JOB: Print the records below exactly as they appear.

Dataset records

+-------+

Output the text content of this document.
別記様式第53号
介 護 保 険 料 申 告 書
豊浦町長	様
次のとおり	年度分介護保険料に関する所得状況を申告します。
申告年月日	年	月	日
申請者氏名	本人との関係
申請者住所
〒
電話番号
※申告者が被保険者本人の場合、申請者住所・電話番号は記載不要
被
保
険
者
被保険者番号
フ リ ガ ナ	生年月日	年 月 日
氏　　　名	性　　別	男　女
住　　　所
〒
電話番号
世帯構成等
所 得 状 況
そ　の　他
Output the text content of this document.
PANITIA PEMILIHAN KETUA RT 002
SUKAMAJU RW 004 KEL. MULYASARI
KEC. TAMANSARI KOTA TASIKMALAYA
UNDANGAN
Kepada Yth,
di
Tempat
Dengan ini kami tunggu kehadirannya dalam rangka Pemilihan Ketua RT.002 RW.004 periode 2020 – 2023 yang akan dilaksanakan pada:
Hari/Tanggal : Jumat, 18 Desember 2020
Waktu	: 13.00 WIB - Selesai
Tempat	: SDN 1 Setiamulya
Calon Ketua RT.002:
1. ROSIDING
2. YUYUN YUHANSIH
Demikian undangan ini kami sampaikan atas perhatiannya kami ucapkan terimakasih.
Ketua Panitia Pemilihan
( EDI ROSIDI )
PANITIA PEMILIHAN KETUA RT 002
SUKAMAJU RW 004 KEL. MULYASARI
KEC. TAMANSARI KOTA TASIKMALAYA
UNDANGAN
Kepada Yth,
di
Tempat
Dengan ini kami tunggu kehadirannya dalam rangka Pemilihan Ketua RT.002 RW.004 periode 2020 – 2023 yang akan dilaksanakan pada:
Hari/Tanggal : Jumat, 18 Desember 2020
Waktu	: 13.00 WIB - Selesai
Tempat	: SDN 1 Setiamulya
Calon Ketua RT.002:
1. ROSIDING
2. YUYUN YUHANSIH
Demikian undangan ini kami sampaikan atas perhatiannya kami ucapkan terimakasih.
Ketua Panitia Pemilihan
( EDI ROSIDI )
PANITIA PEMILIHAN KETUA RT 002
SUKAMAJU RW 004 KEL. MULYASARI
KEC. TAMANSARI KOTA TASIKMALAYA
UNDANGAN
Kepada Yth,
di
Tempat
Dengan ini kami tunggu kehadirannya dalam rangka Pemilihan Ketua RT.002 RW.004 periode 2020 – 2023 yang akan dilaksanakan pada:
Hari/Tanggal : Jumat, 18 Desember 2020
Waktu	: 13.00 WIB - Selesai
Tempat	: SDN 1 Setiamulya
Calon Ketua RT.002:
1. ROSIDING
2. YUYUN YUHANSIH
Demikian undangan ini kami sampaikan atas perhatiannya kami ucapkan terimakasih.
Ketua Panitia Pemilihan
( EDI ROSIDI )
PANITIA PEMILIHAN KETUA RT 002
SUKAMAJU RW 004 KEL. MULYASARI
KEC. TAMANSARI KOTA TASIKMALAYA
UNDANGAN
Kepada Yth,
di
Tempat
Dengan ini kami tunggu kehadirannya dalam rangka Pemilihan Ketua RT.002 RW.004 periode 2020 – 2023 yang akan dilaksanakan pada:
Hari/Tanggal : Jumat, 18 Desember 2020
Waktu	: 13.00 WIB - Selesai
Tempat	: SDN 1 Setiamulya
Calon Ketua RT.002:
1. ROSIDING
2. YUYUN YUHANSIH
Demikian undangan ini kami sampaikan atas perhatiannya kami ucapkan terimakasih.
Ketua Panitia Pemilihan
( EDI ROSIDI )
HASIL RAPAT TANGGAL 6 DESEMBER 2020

+-------+

OUTPUT FOR THIS TASK:
Output the text content of this document.
別記様式第53号
介 護 保 険 料 申 告 書
豊浦町長	様
次のとおり	年度分介護保険料に関する所得状況を申告します。
申告年月日	年	月	日
申請者氏名	本人との関係
申請者住所
〒
電話番号
※申告者が被保険者本人の場合、申請者住所・電話番号は記載不要
被
保
険
者
被保険者番号
フ リ ガ ナ	生年月日	年 月 日
氏　　　名	性　　別	男　女
住　　　所
〒
電話番号
世帯構成等
所 得 状 況
そ　の　他
Output the text content of this document.
PANITIA PEMILIHAN KETUA RT 002
SUKAMAJU RW 004 KEL. MULYASARI
KEC. TAMANSARI KOTA TASIKMALAYA
UNDANGAN
Kepada Yth,
di
Tempat
Dengan ini kami tunggu kehadirannya dalam rangka Pemilihan Ketua RT.002 RW.004 periode 2020 – 2023 yang akan dilaksanakan pada:
Hari/Tanggal : Jumat, 18 Desember 2020
Waktu	: 13.00 WIB - Selesai
Tempat	: SDN 1 Setiamulya
Calon Ketua RT.002:
1. ROSIDING
2. YUYUN YUHANSIH
Demikian undangan ini kami sampaikan atas perhatiannya kami ucapkan terimakasih.
Ketua Panitia Pemilihan
( EDI ROSIDI )
PANITIA PEMILIHAN KETUA RT 002
SUKAMAJU RW 004 KEL. MULYASARI
KEC. TAMANSARI KOTA TASIKMALAYA
UNDANGAN
Kepada Yth,
di
Tempat
Dengan ini kami tunggu kehadirannya dalam rangka Pemilihan Ketua RT.002 RW.004 periode 2020 – 2023 yang akan dilaksanakan pada:
Hari/Tanggal : Jumat, 18 Desember 2020
Waktu	: 13.00 WIB - Selesai
Tempat	: SDN 1 Setiamulya
Calon Ketua RT.002:
1. ROSIDING
2. YUYUN YUHANSIH
Demikian undangan ini kami sampaikan atas perhatiannya kami ucapkan terimakasih.
Ketua Panitia Pemilihan
( EDI ROSIDI )
PANITIA PEMILIHAN KETUA RT 002
SUKAMAJU RW 004 KEL. MULYASARI
KEC. TAMANSARI KOTA TASIKMALAYA
UNDANGAN
Kepada Yth,
di
Tempat
Dengan ini kami tunggu kehadirannya dalam rangka Pemilihan Ketua RT.002 RW.004 periode 2020 – 2023 yang akan dilaksanakan pada:
Hari/Tanggal : Jumat, 18 Desember 2020
Waktu	: 13.00 WIB - Selesai
Tempat	: SDN 1 Setiamulya
Calon Ketua RT.002:
1. ROSIDING
2. YUYUN YUHANSIH
Demikian undangan ini kami sampaikan atas perhatiannya kami ucapkan terimakasih.
Ketua Panitia Pemilihan
( EDI ROSIDI )
PANITIA PEMILIHAN KETUA RT 002
SUKAMAJU RW 004 KEL. MULYASARI
KEC. TAMANSARI KOTA TASIKMALAYA
UNDANGAN
Kepada Yth,
di
Tempat
Dengan ini kami tunggu kehadirannya dalam rangka Pemilihan Ketua RT.002 RW.004 periode 2020 – 2023 yang akan dilaksanakan pada:
Hari/Tanggal : Jumat, 18 Desember 2020
Waktu	: 13.00 WIB - Selesai
Tempat	: SDN 1 Setiamulya
Calon Ketua RT.002:
1. ROSIDING
2. YUYUN YUHANSIH
Demikian undangan ini kami sampaikan atas perhatiannya kami ucapkan terimakasih.
Ketua Panitia Pemilihan
( EDI ROSIDI )
HASIL RAPAT TANGGAL 6 DESEMBER 2020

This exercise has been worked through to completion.